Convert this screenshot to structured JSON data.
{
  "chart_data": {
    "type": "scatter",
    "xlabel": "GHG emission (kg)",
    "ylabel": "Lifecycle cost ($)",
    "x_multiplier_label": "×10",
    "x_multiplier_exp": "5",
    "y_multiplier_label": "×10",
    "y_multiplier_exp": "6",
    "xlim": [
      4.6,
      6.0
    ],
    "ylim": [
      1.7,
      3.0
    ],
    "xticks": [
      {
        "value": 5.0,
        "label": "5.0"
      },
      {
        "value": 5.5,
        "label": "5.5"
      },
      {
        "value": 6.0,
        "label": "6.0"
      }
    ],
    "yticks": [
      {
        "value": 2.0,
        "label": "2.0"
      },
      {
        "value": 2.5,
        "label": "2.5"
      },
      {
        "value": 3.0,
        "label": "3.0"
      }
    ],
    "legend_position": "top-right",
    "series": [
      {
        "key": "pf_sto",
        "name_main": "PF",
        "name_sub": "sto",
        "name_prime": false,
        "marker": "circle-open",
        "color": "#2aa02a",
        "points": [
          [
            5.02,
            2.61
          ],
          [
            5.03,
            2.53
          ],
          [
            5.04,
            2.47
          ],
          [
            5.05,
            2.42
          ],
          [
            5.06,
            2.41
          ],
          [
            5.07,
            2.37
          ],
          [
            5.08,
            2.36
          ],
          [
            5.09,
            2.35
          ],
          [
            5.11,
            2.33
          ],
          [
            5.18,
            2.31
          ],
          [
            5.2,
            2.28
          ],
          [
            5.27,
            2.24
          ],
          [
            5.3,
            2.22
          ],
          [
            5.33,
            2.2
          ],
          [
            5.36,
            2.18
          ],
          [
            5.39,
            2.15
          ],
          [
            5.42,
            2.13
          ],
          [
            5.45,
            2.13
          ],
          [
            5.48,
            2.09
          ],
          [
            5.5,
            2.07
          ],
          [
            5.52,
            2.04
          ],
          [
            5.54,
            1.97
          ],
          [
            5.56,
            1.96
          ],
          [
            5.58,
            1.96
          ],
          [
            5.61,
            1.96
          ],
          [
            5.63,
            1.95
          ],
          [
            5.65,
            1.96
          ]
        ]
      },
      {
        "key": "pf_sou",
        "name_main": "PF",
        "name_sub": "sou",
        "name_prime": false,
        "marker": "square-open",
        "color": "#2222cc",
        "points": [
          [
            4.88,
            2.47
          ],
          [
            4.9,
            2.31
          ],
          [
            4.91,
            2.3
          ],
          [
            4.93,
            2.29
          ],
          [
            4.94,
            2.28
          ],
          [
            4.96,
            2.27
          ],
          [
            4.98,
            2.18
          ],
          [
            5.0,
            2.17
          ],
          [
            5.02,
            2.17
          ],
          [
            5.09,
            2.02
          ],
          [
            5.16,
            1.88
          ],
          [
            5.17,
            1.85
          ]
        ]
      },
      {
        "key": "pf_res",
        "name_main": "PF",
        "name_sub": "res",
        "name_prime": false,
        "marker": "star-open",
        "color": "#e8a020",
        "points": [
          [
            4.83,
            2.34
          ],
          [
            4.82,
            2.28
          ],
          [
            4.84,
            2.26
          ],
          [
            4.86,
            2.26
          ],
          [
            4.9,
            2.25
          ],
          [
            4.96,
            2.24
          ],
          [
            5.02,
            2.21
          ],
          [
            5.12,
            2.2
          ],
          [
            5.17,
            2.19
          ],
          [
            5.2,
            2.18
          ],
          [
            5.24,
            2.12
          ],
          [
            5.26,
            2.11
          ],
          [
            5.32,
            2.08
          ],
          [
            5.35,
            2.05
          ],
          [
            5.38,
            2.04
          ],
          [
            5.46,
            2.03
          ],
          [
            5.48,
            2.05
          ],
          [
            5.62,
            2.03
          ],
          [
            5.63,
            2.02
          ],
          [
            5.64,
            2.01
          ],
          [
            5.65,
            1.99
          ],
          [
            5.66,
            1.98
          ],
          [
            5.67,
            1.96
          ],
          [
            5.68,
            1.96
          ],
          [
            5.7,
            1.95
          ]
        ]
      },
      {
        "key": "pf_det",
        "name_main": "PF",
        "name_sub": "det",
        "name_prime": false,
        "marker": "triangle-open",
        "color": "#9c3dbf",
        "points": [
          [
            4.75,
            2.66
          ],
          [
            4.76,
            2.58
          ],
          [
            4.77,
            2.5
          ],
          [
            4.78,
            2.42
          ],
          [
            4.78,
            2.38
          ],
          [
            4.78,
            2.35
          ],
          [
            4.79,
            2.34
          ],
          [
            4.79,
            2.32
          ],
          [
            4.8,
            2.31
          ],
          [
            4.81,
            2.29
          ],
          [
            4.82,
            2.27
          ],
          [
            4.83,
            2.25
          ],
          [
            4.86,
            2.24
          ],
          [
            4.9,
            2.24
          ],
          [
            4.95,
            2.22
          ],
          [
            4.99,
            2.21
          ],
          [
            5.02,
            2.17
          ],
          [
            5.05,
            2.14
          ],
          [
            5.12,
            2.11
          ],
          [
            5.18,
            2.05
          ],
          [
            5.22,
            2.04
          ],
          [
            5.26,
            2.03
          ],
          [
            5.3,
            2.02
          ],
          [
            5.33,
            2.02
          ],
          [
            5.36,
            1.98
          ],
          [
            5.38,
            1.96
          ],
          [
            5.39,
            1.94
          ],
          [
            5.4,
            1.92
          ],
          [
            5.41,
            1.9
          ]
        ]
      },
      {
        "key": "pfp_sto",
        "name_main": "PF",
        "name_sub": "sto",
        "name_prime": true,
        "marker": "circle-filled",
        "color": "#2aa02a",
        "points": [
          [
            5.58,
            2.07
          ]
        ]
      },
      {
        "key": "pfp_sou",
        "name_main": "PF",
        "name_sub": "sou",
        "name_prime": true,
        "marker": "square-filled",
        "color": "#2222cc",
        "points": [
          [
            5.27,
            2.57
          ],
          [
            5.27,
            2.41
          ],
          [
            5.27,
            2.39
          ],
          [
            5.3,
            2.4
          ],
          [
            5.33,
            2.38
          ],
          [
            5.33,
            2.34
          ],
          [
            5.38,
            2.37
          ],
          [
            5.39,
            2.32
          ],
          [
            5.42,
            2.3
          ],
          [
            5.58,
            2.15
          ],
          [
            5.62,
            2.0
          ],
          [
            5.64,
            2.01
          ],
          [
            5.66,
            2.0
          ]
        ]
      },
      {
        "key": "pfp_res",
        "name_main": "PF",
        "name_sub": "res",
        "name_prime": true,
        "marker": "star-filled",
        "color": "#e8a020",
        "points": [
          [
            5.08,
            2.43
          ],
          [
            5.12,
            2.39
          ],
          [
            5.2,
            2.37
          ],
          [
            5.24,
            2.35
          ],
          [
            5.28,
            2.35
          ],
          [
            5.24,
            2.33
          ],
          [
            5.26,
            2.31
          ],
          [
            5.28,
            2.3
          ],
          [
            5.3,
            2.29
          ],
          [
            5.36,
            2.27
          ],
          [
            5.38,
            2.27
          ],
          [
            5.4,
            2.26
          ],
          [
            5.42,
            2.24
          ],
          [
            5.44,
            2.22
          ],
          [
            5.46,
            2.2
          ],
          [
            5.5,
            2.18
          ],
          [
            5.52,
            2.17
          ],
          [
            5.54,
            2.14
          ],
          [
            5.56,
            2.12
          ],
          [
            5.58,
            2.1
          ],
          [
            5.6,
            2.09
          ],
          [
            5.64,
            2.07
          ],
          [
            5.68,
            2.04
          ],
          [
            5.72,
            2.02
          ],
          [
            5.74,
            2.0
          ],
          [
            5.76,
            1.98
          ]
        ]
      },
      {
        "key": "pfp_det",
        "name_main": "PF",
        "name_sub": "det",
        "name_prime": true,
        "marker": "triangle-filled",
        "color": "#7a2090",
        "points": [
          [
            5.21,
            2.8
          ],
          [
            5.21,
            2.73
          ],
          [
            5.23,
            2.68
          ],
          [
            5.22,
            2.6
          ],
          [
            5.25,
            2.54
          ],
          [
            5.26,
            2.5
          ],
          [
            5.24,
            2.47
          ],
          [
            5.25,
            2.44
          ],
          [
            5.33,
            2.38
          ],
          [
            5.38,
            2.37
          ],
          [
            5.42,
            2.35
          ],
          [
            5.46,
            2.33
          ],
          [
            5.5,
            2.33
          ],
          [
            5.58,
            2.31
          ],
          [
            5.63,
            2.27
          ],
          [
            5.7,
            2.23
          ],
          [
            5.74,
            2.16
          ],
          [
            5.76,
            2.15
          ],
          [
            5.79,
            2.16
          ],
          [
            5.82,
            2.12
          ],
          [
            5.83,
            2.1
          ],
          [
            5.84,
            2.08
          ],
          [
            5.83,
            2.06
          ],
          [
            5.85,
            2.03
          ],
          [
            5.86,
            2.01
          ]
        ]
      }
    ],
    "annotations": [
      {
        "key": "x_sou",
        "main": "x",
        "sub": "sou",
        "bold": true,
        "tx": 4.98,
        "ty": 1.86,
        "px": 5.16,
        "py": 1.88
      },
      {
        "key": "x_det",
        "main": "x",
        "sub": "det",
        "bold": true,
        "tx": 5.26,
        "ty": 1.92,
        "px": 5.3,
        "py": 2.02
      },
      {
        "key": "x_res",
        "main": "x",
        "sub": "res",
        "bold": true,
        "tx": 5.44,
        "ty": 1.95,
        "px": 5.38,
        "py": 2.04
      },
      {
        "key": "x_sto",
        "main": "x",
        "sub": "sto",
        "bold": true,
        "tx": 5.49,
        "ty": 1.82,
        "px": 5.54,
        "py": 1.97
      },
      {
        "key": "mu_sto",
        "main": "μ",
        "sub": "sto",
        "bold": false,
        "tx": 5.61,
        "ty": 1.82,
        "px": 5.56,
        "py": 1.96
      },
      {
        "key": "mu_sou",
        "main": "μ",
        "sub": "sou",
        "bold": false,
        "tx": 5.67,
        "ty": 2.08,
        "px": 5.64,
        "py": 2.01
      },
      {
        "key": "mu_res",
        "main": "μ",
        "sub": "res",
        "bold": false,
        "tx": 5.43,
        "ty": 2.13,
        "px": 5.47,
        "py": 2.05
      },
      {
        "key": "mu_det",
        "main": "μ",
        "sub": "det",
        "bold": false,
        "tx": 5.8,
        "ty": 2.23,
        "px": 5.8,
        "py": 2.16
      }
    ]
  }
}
###
DIRECTIVE: Extract all lines containing the word "open".

ANSWER:
        "marker": "circle-open",
        "marker": "square-open",
        "marker": "star-open",
        "marker": "triangle-open",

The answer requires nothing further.